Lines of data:

[Begin]

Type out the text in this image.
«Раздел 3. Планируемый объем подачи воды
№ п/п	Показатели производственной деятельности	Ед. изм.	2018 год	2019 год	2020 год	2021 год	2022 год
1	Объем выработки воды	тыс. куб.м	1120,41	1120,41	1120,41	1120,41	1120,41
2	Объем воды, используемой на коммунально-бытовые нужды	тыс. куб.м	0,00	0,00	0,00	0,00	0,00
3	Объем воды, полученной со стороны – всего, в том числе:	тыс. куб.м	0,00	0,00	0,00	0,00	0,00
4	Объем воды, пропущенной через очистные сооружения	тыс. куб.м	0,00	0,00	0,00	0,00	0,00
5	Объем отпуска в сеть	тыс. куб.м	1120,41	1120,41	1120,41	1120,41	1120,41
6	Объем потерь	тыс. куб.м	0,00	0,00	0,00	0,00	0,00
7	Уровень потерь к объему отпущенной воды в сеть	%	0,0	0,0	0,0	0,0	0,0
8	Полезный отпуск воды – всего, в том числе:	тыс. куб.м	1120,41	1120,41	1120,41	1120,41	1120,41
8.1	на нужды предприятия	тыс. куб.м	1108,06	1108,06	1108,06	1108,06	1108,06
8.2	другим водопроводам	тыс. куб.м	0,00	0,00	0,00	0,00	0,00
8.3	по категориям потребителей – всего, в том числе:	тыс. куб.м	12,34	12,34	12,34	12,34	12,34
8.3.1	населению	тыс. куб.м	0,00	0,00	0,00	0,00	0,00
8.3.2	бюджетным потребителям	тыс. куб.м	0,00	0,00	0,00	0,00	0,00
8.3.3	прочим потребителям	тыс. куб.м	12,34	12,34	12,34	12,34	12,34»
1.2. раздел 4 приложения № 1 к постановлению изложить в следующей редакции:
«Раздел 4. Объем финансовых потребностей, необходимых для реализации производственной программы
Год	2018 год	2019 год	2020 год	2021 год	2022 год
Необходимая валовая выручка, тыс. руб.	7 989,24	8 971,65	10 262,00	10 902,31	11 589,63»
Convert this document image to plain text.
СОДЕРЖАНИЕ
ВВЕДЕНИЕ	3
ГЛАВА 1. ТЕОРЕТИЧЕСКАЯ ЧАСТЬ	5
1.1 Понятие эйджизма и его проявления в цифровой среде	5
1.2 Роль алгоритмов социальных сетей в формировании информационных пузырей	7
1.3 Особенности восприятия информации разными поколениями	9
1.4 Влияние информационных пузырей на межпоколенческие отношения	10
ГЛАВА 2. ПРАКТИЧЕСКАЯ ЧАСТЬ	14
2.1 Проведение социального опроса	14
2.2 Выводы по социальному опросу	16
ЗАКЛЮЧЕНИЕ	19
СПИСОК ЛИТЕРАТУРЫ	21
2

[End]

*Task directions*:
The line containing "Convert this document image to plain text." and every line after it, through the end of the records, should be repeated exactly and alone.

*Final answer*:
Convert this document image to plain text.
СОДЕРЖАНИЕ
ВВЕДЕНИЕ	3
ГЛАВА 1. ТЕОРЕТИЧЕСКАЯ ЧАСТЬ	5
1.1 Понятие эйджизма и его проявления в цифровой среде	5
1.2 Роль алгоритмов социальных сетей в формировании информационных пузырей	7
1.3 Особенности восприятия информации разными поколениями	9
1.4 Влияние информационных пузырей на межпоколенческие отношения	10
ГЛАВА 2. ПРАКТИЧЕСКАЯ ЧАСТЬ	14
2.1 Проведение социального опроса	14
2.2 Выводы по социальному опросу	16
ЗАКЛЮЧЕНИЕ	19
СПИСОК ЛИТЕРАТУРЫ	21
2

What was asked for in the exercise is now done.